[Extracted data entries]
----------

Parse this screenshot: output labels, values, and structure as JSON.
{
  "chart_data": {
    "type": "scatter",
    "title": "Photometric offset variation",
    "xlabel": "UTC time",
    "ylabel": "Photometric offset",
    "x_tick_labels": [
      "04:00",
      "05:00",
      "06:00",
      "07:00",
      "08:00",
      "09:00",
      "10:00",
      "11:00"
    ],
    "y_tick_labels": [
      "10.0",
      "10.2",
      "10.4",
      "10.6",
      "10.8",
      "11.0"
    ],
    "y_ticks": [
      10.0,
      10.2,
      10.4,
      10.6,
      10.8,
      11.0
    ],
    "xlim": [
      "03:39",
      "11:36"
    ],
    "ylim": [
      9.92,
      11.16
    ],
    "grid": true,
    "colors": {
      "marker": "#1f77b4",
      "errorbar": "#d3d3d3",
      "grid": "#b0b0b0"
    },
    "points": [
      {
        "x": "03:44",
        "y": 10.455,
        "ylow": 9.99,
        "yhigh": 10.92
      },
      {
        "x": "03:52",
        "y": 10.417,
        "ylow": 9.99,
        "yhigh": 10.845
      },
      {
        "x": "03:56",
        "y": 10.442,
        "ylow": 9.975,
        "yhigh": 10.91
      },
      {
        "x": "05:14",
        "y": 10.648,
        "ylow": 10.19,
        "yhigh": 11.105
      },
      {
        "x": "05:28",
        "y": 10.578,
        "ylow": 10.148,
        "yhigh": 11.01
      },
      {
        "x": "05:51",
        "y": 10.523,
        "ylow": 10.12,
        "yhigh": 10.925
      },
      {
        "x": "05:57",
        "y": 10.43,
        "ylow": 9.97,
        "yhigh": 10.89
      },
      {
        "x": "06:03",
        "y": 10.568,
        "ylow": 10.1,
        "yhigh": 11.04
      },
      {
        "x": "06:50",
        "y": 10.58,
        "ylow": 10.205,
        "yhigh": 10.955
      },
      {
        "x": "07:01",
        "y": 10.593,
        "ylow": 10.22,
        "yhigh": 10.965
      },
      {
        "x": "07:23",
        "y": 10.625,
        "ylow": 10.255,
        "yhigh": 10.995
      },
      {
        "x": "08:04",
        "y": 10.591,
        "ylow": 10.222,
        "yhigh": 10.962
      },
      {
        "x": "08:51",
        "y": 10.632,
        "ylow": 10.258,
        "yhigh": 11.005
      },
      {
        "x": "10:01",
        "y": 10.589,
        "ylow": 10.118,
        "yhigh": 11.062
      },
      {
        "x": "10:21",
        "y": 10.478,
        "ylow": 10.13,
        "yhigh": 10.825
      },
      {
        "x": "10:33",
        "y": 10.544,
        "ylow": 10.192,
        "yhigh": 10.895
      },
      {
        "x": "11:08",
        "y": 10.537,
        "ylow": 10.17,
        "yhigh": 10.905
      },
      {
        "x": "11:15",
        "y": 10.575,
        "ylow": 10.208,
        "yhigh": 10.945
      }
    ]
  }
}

----------

Collect the lines that hold "offset".

Response to this task =
    "title": "Photometric offset variation",
    "ylabel": "Photometric offset",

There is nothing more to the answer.